Chart and figure data:
--- BEGIN ---

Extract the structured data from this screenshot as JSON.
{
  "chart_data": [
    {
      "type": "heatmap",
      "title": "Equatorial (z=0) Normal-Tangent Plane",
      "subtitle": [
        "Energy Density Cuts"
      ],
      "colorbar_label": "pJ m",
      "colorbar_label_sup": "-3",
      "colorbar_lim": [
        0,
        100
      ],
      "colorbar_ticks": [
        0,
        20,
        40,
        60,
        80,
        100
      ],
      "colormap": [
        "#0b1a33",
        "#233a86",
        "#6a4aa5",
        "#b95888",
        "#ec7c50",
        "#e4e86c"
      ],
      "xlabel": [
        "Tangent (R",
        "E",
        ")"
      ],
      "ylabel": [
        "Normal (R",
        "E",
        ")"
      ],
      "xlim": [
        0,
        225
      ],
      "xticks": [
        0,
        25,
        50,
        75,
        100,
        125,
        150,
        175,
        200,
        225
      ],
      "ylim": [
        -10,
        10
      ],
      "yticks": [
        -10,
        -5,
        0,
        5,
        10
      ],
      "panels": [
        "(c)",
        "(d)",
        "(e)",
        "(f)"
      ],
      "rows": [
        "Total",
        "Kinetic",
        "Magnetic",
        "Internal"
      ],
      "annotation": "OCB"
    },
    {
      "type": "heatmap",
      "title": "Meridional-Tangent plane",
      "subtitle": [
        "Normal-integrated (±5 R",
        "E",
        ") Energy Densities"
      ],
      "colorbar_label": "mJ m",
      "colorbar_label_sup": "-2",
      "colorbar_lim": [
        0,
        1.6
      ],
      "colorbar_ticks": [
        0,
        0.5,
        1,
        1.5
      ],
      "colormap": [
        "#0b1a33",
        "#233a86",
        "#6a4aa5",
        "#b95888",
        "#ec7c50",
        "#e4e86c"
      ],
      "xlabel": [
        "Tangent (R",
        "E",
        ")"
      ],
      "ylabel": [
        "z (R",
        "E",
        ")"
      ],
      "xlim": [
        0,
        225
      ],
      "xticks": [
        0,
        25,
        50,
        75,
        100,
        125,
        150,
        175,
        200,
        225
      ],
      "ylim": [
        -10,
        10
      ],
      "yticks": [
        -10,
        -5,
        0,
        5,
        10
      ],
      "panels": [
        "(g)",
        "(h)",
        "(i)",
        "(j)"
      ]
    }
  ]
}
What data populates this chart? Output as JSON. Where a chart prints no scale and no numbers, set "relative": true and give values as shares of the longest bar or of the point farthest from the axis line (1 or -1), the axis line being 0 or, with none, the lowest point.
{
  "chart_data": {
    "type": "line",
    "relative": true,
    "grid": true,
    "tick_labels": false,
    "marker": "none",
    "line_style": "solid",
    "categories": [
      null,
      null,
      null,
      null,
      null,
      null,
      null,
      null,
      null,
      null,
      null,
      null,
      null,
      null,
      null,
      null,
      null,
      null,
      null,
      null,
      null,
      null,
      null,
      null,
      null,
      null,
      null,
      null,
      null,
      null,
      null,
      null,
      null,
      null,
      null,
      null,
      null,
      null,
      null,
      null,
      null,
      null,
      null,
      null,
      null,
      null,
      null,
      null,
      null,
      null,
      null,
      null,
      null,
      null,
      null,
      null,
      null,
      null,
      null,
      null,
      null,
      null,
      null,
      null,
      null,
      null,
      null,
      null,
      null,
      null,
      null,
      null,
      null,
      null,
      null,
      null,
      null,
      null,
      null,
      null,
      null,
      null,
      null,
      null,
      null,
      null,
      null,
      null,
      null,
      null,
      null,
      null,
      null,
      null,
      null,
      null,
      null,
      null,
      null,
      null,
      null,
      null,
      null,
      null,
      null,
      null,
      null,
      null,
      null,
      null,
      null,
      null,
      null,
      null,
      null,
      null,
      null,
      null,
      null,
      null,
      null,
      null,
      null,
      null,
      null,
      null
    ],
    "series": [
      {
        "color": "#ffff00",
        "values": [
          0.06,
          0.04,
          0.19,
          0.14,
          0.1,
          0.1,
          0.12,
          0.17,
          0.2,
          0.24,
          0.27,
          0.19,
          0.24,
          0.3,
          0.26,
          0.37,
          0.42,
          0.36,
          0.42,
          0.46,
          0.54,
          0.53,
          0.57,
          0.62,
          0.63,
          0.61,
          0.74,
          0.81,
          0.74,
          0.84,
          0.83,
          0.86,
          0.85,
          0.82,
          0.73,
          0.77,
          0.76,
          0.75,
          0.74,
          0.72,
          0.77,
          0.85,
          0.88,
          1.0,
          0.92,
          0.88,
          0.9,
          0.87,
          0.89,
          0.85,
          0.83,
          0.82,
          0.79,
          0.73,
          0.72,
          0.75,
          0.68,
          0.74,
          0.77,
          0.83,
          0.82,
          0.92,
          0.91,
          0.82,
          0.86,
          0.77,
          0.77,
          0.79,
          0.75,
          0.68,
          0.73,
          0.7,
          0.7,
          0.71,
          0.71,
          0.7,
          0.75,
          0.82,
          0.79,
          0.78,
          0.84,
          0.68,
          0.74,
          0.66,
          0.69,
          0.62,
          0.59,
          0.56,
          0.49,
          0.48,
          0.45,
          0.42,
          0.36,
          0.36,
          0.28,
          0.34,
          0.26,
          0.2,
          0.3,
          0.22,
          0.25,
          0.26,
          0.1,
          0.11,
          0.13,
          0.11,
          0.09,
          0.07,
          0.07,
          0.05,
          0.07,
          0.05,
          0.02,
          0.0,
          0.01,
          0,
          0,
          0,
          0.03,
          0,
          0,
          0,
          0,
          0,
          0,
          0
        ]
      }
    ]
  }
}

--- END ---

Quote every line of the data, word for word.

● COMPLETE OUTPUT
Extract the structured data from this screenshot as JSON.
{
  "chart_data": [
    {
      "type": "heatmap",
      "title": "Equatorial (z=0) Normal-Tangent Plane",
      "subtitle": [
        "Energy Density Cuts"
      ],
      "colorbar_label": "pJ m",
      "colorbar_label_sup": "-3",
      "colorbar_lim": [
        0,
        100
      ],
      "colorbar_ticks": [
        0,
        20,
        40,
        60,
        80,
        100
      ],
      "colormap": [
        "#0b1a33",
        "#233a86",
        "#6a4aa5",
        "#b95888",
        "#ec7c50",
        "#e4e86c"
      ],
      "xlabel": [
        "Tangent (R",
        "E",
        ")"
      ],
      "ylabel": [
        "Normal (R",
        "E",
        ")"
      ],
      "xlim": [
        0,
        225
      ],
      "xticks": [
        0,
        25,
        50,
        75,
        100,
        125,
        150,
        175,
        200,
        225
      ],
      "ylim": [
        -10,
        10
      ],
      "yticks": [
        -10,
        -5,
        0,
        5,
        10
      ],
      "panels": [
        "(c)",
        "(d)",
        "(e)",
        "(f)"
      ],
      "rows": [
        "Total",
        "Kinetic",
        "Magnetic",
        "Internal"
      ],
      "annotation": "OCB"
    },
    {
      "type": "heatmap",
      "title": "Meridional-Tangent plane",
      "subtitle": [
        "Normal-integrated (±5 R",
        "E",
        ") Energy Densities"
      ],
      "colorbar_label": "mJ m",
      "colorbar_label_sup": "-2",
      "colorbar_lim": [
        0,
        1.6
      ],
      "colorbar_ticks": [
        0,
        0.5,
        1,
        1.5
      ],
      "colormap": [
        "#0b1a33",
        "#233a86",
        "#6a4aa5",
        "#b95888",
        "#ec7c50",
        "#e4e86c"
      ],
      "xlabel": [
        "Tangent (R",
        "E",
        ")"
      ],
      "ylabel": [
        "z (R",
        "E",
        ")"
      ],
      "xlim": [
        0,
        225
      ],
      "xticks": [
        0,
        25,
        50,
        75,
        100,
        125,
        150,
        175,
        200,
        225
      ],
      "ylim": [
        -10,
        10
      ],
      "yticks": [
        -10,
        -5,
        0,
        5,
        10
      ],
      "panels": [
        "(g)",
        "(h)",
        "(i)",
        "(j)"
      ]
    }
  ]
}
What data populates this chart? Output as JSON. Where a chart prints no scale and no numbers, set "relative": true and give values as shares of the longest bar or of the point farthest from the axis line (1 or -1), the axis line being 0 or, with none, the lowest point.
{
  "chart_data": {
    "type": "line",
    "relative": true,
    "grid": true,
    "tick_labels": false,
    "marker": "none",
    "line_style": "solid",
    "categories": [
      null,
      null,
      null,
      null,
      null,
      null,
      null,
      null,
      null,
      null,
      null,
      null,
      null,
      null,
      null,
      null,
      null,
      null,
      null,
      null,
      null,
      null,
      null,
      null,
      null,
      null,
      null,
      null,
      null,
      null,
      null,
      null,
      null,
      null,
      null,
      null,
      null,
      null,
      null,
      null,
      null,
      null,
      null,
      null,
      null,
      null,
      null,
      null,
      null,
      null,
      null,
      null,
      null,
      null,
      null,
      null,
      null,
      null,
      null,
      null,
      null,
      null,
      null,
      null,
      null,
      null,
      null,
      null,
      null,
      null,
      null,
      null,
      null,
      null,
      null,
      null,
      null,
      null,
      null,
      null,
      null,
      null,
      null,
      null,
      null,
      null,
      null,
      null,
      null,
      null,
      null,
      null,
      null,
      null,
      null,
      null,
      null,
      null,
      null,
      null,
      null,
      null,
      null,
      null,
      null,
      null,
      null,
      null,
      null,
      null,
      null,
      null,
      null,
      null,
      null,
      null,
      null,
      null,
      null,
      null,
      null,
      null,
      null,
      null,
      null,
      null
    ],
    "series": [
      {
        "color": "#ffff00",
        "values": [
          0.06,
          0.04,
          0.19,
          0.14,
          0.1,
          0.1,
          0.12,
          0.17,
          0.2,
          0.24,
          0.27,
          0.19,
          0.24,
          0.3,
          0.26,
          0.37,
          0.42,
          0.36,
          0.42,
          0.46,
          0.54,
          0.53,
          0.57,
          0.62,
          0.63,
          0.61,
          0.74,
          0.81,
          0.74,
          0.84,
          0.83,
          0.86,
          0.85,
          0.82,
          0.73,
          0.77,
          0.76,
          0.75,
          0.74,
          0.72,
          0.77,
          0.85,
          0.88,
          1.0,
          0.92,
          0.88,
          0.9,
          0.87,
          0.89,
          0.85,
          0.83,
          0.82,
          0.79,
          0.73,
          0.72,
          0.75,
          0.68,
          0.74,
          0.77,
          0.83,
          0.82,
          0.92,
          0.91,
          0.82,
          0.86,
          0.77,
          0.77,
          0.79,
          0.75,
          0.68,
          0.73,
          0.7,
          0.7,
          0.71,
          0.71,
          0.7,
          0.75,
          0.82,
          0.79,
          0.78,
          0.84,
          0.68,
          0.74,
          0.66,
          0.69,
          0.62,
          0.59,
          0.56,
          0.49,
          0.48,
          0.45,
          0.42,
          0.36,
          0.36,
          0.28,
          0.34,
          0.26,
          0.2,
          0.3,
          0.22,
          0.25,
          0.26,
          0.1,
          0.11,
          0.13,
          0.11,
          0.09,
          0.07,
          0.07,
          0.05,
          0.07,
          0.05,
          0.02,
          0.0,
          0.01,
          0,
          0,
          0,
          0.03,
          0,
          0,
          0,
          0,
          0,
          0,
          0
        ]
      }
    ]
  }
}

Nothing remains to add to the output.